# Task prompt
From the text on drawing and art activities below, transcribe the passage verbatim, beginning with the words "Best for daily" and ending after the words "minutes worth of LUNCHDOODLES.".

--- Text for analysis ---

Best for daily doodling time

 

Mo Willems, author of Don't Let the Pigeon Drive the Bus! and the Kennedy Center’s first Education Artist-in-Residence, opened his home studio every weekday for approximately twenty minutes worth of LUNCHDOODLES.

You can catch up with the whole LUNCHDOODLES series on YouTube and there is even a "graduation gift" to download for Mo's students!

Best for a live daily art class

#DrawTogether with WendyMac is a 30-minute drawing class for children of all ages, live on Instagram every school day at 5pm UK time. Each class includes a warmup exercise and a How-to lesson (and sometimes dancing!). You can watch previous #DrawTogether with WendyMac classes on YouTube and learn to draw anything from racer cars to cupcakes and sound waves.

Best for learning to express yourself through art

Inspired by artist Rebecca Baumann, keep an art journal to track your emotions and experiences using only visual forms like sketches, diagrams, colour fields or abstract drawings. You could also glue objects or photos into your journal. Download a guide to art journalling from the Museum of Contemporary Art in Australia.

--- Data to examine ---

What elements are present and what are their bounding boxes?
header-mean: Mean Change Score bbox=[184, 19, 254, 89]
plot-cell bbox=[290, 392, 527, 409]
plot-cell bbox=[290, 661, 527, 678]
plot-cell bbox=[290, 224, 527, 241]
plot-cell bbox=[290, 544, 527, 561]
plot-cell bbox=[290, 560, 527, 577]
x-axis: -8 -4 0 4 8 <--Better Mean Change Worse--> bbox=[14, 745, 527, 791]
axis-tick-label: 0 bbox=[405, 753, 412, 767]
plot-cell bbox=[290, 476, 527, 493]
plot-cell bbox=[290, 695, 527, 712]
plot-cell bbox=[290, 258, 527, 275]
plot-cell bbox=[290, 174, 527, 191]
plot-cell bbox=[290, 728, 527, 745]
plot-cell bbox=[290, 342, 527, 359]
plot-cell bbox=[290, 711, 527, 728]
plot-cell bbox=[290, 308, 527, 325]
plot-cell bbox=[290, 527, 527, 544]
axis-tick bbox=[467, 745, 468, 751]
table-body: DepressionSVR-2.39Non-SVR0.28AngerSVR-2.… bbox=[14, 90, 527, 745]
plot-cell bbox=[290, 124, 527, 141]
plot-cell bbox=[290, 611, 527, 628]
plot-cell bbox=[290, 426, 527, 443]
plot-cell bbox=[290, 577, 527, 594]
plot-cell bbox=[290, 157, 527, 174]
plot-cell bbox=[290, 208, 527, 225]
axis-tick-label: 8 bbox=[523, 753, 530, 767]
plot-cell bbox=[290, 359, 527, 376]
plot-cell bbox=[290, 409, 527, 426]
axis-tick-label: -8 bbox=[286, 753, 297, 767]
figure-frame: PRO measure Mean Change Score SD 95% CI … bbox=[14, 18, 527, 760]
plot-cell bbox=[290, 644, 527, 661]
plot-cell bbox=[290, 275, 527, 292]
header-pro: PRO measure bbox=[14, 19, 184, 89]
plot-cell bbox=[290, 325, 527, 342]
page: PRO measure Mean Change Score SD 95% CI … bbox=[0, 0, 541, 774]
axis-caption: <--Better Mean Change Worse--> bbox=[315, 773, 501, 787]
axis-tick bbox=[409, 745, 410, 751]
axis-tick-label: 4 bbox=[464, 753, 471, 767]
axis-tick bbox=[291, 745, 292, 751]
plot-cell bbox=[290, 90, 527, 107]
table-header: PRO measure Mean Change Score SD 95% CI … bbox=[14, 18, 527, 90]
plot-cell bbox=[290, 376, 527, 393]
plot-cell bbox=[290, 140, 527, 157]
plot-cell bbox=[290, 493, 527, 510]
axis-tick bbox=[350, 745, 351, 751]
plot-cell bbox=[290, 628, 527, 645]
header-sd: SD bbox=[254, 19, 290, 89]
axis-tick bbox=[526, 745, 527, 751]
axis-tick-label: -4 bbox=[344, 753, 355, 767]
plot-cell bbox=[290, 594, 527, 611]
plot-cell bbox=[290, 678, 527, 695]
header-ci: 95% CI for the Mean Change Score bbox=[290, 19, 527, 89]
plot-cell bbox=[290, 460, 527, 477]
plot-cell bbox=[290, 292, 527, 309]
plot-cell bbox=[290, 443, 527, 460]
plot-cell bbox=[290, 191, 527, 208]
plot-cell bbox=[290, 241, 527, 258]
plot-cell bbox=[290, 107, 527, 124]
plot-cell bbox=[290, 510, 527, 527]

---

# Task result
Best for daily doodling time

 

Mo Willems, author of Don't Let the Pigeon Drive the Bus! and the Kennedy Center’s first Education Artist-in-Residence, opened his home studio every weekday for approximately twenty minutes worth of LUNCHDOODLES.